Written problem
Which lines hold the string "HXing"? Copy every one of them.

Data for processing
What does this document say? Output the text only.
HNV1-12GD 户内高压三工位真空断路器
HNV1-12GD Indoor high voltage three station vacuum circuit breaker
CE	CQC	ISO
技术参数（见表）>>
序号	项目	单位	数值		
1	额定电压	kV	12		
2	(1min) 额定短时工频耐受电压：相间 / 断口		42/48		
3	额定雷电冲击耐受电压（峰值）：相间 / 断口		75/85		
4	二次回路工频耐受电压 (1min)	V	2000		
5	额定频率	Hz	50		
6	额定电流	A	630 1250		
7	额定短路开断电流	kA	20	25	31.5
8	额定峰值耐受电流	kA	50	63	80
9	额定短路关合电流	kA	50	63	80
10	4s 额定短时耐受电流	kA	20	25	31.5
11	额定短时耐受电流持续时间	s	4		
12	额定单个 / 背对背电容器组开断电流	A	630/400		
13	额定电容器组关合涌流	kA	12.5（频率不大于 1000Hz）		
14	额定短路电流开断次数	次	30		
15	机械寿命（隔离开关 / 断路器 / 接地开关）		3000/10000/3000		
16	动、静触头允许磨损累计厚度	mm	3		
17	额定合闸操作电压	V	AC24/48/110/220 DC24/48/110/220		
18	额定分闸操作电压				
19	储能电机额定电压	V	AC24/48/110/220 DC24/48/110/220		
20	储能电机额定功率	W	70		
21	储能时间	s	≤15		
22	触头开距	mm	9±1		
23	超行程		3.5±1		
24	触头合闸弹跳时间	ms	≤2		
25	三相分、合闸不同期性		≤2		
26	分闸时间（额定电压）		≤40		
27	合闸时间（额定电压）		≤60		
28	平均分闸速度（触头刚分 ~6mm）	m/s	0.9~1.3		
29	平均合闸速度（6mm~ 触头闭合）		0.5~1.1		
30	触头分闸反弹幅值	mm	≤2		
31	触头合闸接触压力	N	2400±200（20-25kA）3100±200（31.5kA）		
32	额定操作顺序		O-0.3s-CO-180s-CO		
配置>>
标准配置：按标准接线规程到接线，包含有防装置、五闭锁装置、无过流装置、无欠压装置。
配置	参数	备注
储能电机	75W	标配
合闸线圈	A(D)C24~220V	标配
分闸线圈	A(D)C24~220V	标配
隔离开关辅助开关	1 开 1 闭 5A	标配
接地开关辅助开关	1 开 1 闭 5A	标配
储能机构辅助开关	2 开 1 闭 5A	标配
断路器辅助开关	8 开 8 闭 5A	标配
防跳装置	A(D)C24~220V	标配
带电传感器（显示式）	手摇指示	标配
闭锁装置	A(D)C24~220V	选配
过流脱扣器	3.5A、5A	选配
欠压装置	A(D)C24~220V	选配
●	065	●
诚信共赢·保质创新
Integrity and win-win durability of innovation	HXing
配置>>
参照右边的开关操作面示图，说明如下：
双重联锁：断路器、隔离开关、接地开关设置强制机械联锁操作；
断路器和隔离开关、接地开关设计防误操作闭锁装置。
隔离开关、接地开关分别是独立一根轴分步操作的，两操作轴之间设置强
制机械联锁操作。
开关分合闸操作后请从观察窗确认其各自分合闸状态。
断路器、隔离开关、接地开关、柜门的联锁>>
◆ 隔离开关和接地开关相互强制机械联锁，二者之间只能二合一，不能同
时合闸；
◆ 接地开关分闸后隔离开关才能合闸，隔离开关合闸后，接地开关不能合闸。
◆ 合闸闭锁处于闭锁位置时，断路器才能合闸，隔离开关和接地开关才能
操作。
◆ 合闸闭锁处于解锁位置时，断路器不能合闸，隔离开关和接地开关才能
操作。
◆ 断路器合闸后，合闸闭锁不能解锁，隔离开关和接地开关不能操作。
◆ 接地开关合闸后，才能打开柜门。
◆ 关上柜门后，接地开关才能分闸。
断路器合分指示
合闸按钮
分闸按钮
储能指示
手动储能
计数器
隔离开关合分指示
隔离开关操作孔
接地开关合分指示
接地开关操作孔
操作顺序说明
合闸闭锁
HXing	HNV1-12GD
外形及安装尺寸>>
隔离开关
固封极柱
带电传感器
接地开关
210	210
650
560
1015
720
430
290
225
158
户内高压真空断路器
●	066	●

Exercise output
Integrity and win-win durability of innovation	HXing
HXing	HNV1-12GD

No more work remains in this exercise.